Working data
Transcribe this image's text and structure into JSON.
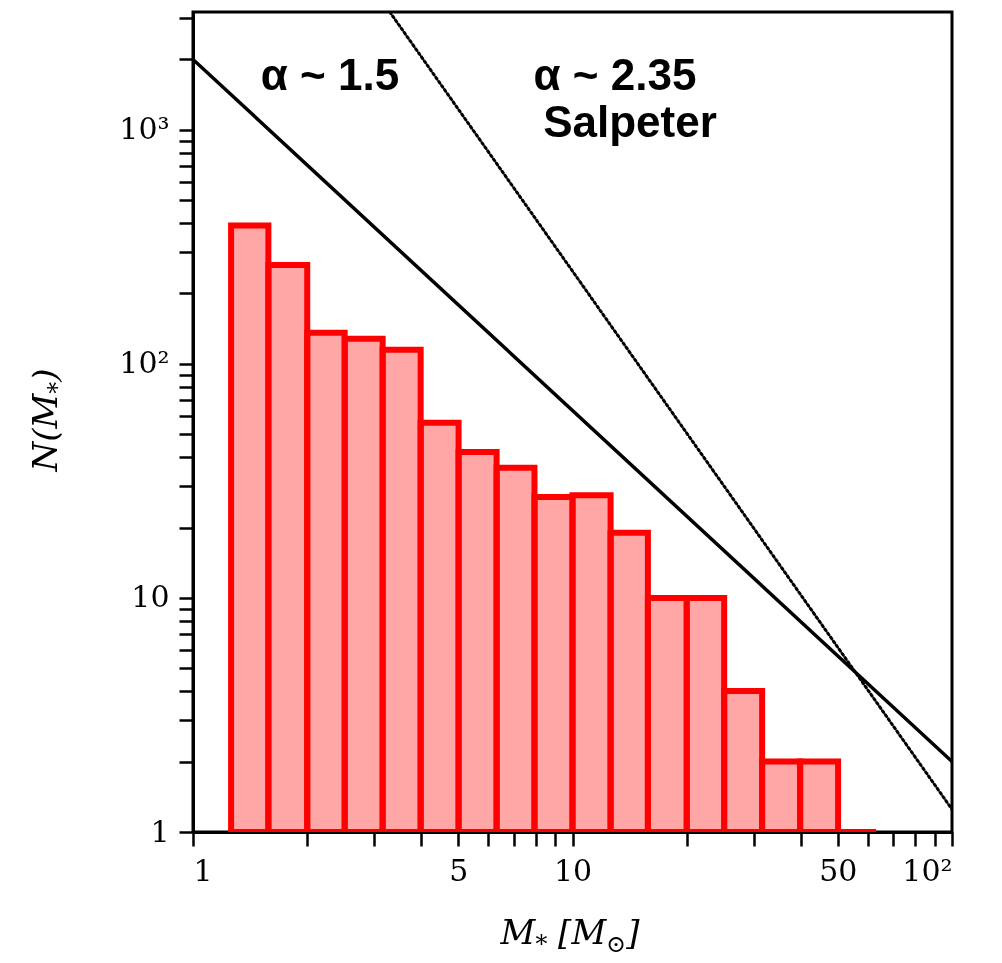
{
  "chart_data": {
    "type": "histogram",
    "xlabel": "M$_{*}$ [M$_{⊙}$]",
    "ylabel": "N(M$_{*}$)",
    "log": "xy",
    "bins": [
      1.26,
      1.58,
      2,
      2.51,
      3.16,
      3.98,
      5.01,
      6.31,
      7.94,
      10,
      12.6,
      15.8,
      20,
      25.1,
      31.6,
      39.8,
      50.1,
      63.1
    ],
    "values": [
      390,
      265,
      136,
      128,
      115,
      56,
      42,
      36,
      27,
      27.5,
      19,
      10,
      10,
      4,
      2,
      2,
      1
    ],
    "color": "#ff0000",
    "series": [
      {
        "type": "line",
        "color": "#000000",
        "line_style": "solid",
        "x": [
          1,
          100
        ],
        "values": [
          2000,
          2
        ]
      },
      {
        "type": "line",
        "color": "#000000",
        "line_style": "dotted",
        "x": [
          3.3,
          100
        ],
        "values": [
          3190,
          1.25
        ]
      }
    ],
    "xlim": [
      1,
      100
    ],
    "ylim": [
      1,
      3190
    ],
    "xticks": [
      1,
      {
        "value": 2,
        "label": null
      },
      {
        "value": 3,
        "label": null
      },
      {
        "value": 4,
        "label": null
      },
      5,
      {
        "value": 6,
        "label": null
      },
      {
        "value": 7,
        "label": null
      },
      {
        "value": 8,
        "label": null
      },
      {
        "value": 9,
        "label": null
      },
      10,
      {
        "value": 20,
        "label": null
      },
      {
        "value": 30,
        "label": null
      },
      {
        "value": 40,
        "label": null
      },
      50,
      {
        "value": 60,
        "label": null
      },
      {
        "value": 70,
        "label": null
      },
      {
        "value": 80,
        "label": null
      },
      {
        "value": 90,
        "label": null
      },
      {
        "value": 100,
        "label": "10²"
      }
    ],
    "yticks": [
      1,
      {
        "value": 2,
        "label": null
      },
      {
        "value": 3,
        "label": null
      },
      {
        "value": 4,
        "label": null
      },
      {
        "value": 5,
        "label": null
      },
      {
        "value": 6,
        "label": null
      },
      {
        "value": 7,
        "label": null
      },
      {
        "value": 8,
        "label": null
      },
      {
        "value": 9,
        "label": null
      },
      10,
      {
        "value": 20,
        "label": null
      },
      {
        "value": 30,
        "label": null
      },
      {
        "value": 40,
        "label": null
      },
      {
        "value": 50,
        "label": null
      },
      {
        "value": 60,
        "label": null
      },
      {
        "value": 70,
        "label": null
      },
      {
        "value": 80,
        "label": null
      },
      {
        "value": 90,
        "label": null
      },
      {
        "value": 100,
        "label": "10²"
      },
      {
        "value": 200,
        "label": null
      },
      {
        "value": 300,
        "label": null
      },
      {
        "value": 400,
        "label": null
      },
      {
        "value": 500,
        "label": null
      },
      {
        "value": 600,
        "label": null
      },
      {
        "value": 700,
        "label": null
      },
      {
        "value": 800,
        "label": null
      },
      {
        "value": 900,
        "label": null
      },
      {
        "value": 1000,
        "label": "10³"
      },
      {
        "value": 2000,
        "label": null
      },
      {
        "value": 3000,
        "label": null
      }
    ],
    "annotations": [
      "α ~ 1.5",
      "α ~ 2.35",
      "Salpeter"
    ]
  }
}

What needs to be done
Quote the full listing above word for word; exclude every picture from the copy.

Complete response
Transcribe this image's text and structure into JSON.
{
  "chart_data": {
    "type": "histogram",
    "xlabel": "M$_{*}$ [M$_{⊙}$]",
    "ylabel": "N(M$_{*}$)",
    "log": "xy",
    "bins": [
      1.26,
      1.58,
      2,
      2.51,
      3.16,
      3.98,
      5.01,
      6.31,
      7.94,
      10,
      12.6,
      15.8,
      20,
      25.1,
      31.6,
      39.8,
      50.1,
      63.1
    ],
    "values": [
      390,
      265,
      136,
      128,
      115,
      56,
      42,
      36,
      27,
      27.5,
      19,
      10,
      10,
      4,
      2,
      2,
      1
    ],
    "color": "#ff0000",
    "series": [
      {
        "type": "line",
        "color": "#000000",
        "line_style": "solid",
        "x": [
          1,
          100
        ],
        "values": [
          2000,
          2
        ]
      },
      {
        "type": "line",
        "color": "#000000",
        "line_style": "dotted",
        "x": [
          3.3,
          100
        ],
        "values": [
          3190,
          1.25
        ]
      }
    ],
    "xlim": [
      1,
      100
    ],
    "ylim": [
      1,
      3190
    ],
    "xticks": [
      1,
      {
        "value": 2,
        "label": null
      },
      {
        "value": 3,
        "label": null
      },
      {
        "value": 4,
        "label": null
      },
      5,
      {
        "value": 6,
        "label": null
      },
      {
        "value": 7,
        "label": null
      },
      {
        "value": 8,
        "label": null
      },
      {
        "value": 9,
        "label": null
      },
      10,
      {
        "value": 20,
        "label": null
      },
      {
        "value": 30,
        "label": null
      },
      {
        "value": 40,
        "label": null
      },
      50,
      {
        "value": 60,
        "label": null
      },
      {
        "value": 70,
        "label": null
      },
      {
        "value": 80,
        "label": null
      },
      {
        "value": 90,
        "label": null
      },
      {
        "value": 100,
        "label": "10²"
      }
    ],
    "yticks": [
      1,
      {
        "value": 2,
        "label": null
      },
      {
        "value": 3,
        "label": null
      },
      {
        "value": 4,
        "label": null
      },
      {
        "value": 5,
        "label": null
      },
      {
        "value": 6,
        "label": null
      },
      {
        "value": 7,
        "label": null
      },
      {
        "value": 8,
        "label": null
      },
      {
        "value": 9,
        "label": null
      },
      10,
      {
        "value": 20,
        "label": null
      },
      {
        "value": 30,
        "label": null
      },
      {
        "value": 40,
        "label": null
      },
      {
        "value": 50,
        "label": null
      },
      {
        "value": 60,
        "label": null
      },
      {
        "value": 70,
        "label": null
      },
      {
        "value": 80,
        "label": null
      },
      {
        "value": 90,
        "label": null
      },
      {
        "value": 100,
        "label": "10²"
      },
      {
        "value": 200,
        "label": null
      },
      {
        "value": 300,
        "label": null
      },
      {
        "value": 400,
        "label": null
      },
      {
        "value": 500,
        "label": null
      },
      {
        "value": 600,
        "label": null
      },
      {
        "value": 700,
        "label": null
      },
      {
        "value": 800,
        "label": null
      },
      {
        "value": 900,
        "label": null
      },
      {
        "value": 1000,
        "label": "10³"
      },
      {
        "value": 2000,
        "label": null
      },
      {
        "value": 3000,
        "label": null
      }
    ],
    "annotations": [
      "α ~ 1.5",
      "α ~ 2.35",
      "Salpeter"
    ]
  }
}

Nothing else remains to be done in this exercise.